Data in this exercise →

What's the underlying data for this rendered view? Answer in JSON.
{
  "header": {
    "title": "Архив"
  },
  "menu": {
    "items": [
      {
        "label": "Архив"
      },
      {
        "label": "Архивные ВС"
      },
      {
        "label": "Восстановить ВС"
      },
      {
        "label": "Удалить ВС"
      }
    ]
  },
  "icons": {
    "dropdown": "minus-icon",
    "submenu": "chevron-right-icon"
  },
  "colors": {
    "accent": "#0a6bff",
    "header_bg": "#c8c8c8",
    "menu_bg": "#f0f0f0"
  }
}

What is needed →
The listing above should be transcribed in full, exactly as written.

Answer to the problem →
What's the underlying data for this rendered view? Answer in JSON.
{
  "header": {
    "title": "Архив"
  },
  "menu": {
    "items": [
      {
        "label": "Архив"
      },
      {
        "label": "Архивные ВС"
      },
      {
        "label": "Восстановить ВС"
      },
      {
        "label": "Удалить ВС"
      }
    ]
  },
  "icons": {
    "dropdown": "minus-icon",
    "submenu": "chevron-right-icon"
  },
  "colors": {
    "accent": "#0a6bff",
    "header_bg": "#c8c8c8",
    "menu_bg": "#f0f0f0"
  }
}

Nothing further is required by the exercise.